▶ **TASK REQUIREMENTS**
Identify every line in the entries below that contains the word "List", treating uppercase and lowercase as different, and copy each of those lines.

(Image element box records)
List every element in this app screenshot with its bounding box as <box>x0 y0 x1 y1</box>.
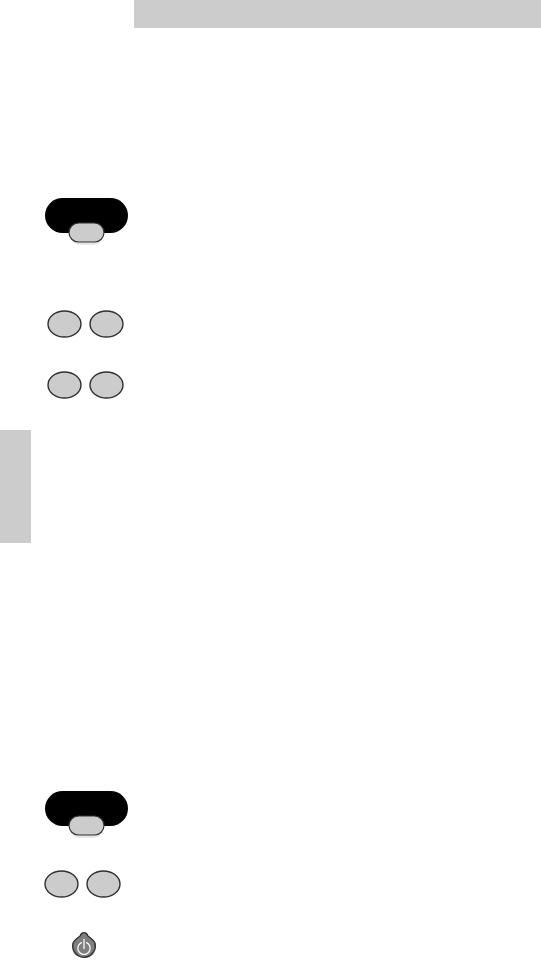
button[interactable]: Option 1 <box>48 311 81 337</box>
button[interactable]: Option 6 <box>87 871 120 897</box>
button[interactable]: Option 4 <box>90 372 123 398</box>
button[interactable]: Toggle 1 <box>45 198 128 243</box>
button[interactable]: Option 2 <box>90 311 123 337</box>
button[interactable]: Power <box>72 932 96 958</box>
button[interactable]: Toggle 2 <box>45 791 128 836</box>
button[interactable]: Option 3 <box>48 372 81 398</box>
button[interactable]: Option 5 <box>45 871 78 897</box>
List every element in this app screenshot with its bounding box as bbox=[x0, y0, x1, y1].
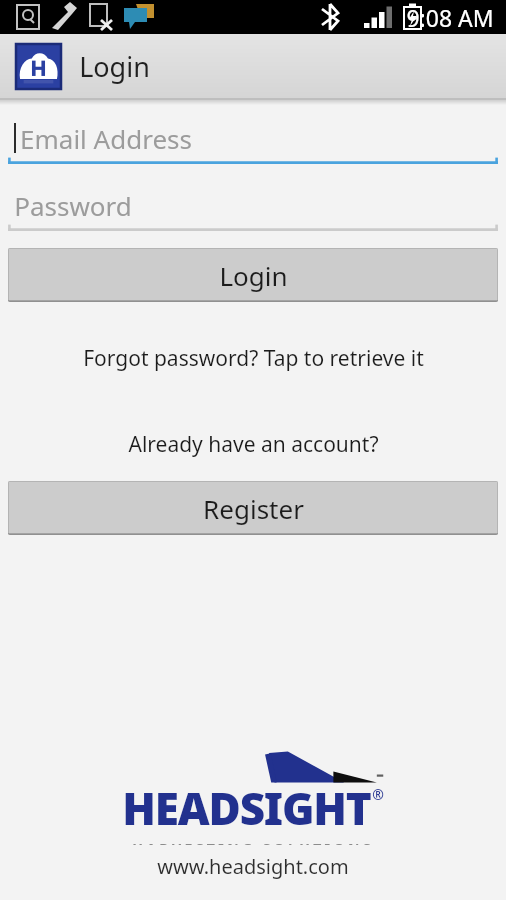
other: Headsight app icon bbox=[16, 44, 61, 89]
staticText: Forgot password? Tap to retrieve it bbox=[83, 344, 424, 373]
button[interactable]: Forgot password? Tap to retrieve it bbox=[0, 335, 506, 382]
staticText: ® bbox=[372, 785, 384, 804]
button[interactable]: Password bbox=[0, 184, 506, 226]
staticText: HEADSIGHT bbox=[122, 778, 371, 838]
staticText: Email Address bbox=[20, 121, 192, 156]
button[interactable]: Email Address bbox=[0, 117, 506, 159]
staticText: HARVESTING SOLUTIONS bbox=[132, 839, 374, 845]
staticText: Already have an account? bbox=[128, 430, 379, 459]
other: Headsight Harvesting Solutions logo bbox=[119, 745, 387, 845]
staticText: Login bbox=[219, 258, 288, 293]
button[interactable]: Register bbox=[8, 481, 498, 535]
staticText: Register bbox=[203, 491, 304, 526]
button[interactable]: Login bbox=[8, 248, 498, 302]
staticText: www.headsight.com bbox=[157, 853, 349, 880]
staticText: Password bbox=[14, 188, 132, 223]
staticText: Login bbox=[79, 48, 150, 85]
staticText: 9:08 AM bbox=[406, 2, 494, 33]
--
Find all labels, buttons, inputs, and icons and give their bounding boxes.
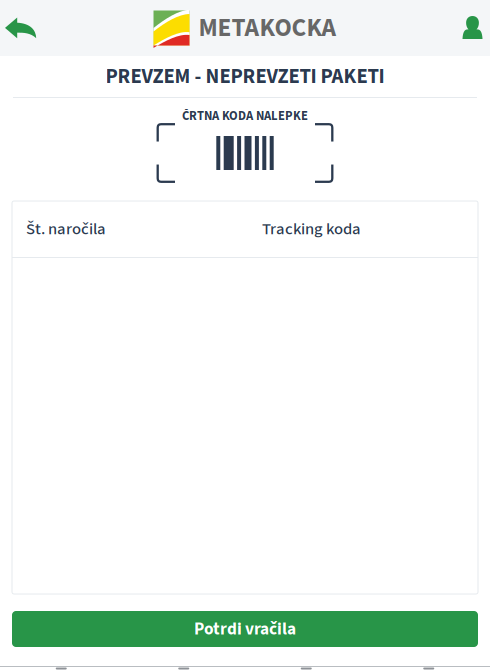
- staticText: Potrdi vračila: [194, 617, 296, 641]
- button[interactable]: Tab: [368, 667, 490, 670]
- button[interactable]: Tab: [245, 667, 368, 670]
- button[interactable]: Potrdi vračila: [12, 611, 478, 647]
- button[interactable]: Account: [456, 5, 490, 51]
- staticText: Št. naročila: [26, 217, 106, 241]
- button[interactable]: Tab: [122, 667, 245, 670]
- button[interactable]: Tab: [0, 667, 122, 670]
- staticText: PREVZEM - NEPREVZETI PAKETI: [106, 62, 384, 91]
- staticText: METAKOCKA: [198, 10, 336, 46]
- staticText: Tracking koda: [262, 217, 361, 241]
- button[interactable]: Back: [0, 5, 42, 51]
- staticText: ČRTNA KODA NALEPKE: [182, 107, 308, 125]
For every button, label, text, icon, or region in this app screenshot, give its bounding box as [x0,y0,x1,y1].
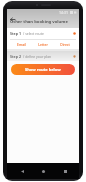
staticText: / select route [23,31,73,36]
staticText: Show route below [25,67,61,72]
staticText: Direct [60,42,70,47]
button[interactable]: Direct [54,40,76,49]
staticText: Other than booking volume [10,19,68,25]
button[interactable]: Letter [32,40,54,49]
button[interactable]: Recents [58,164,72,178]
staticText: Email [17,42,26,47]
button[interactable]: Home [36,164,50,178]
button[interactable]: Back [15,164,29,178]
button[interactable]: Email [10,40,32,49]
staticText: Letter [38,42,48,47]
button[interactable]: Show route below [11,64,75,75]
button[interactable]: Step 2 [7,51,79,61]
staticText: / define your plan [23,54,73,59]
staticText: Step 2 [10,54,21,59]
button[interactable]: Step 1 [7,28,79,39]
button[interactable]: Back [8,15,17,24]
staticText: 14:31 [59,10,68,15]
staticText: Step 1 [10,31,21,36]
---
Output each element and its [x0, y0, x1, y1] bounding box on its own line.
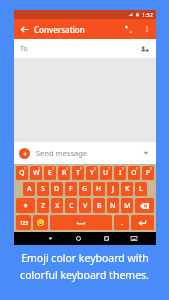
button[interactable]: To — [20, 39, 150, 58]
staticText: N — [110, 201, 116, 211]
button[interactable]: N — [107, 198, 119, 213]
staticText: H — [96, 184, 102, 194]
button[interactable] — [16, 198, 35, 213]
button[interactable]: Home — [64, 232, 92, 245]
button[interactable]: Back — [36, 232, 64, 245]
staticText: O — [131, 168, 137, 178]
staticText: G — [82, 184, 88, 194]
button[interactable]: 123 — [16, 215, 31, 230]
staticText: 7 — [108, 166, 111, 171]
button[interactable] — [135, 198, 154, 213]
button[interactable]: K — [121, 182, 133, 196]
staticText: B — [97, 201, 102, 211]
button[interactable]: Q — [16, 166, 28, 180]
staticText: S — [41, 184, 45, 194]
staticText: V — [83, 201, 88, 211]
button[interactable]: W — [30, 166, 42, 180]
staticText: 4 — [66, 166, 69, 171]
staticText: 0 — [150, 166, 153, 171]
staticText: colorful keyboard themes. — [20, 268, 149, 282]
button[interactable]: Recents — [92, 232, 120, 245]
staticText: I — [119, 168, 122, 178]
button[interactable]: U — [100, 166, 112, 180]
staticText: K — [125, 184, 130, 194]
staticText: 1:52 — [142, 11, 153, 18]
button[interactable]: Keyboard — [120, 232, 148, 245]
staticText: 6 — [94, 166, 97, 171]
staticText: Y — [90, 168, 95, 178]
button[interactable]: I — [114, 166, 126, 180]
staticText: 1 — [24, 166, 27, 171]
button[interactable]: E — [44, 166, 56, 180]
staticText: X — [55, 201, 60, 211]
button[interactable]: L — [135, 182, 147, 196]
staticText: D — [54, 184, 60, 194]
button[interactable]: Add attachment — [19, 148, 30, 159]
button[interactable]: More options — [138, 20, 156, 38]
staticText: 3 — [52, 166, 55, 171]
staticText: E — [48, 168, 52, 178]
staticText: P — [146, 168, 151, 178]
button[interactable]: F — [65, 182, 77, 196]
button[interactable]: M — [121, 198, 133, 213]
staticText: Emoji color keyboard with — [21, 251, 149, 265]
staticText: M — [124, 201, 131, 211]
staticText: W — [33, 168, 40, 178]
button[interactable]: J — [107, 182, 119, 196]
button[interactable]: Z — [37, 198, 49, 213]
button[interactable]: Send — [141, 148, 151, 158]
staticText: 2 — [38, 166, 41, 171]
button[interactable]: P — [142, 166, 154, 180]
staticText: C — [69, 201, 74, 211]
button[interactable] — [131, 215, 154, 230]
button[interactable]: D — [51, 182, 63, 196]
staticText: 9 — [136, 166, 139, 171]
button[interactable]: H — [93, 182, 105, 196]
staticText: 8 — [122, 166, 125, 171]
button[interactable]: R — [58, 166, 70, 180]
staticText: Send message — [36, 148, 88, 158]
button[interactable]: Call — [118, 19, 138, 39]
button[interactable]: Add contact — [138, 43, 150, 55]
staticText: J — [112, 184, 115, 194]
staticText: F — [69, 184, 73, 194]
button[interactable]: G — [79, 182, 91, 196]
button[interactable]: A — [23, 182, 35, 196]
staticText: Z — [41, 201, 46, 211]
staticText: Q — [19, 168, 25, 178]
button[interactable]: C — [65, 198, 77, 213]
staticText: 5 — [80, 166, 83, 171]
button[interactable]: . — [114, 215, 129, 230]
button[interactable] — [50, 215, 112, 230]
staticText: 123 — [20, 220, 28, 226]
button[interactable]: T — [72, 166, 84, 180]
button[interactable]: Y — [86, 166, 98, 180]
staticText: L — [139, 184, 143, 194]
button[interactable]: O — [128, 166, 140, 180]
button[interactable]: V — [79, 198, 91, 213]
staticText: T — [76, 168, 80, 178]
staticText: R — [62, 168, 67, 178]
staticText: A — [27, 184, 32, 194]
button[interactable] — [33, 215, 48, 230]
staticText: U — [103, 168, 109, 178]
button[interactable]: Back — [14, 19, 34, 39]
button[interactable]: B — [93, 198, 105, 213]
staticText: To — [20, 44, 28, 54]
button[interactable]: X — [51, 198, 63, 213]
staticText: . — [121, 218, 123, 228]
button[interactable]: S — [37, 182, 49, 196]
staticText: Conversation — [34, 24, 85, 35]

▶ **REPLY TO THE EXERCISE**
List every element in this app screenshot with its bounding box as <box>x0 y0 x1 y1</box>.
List every element in this app screenshot with its bounding box as bbox=[x0, y0, x1, y1].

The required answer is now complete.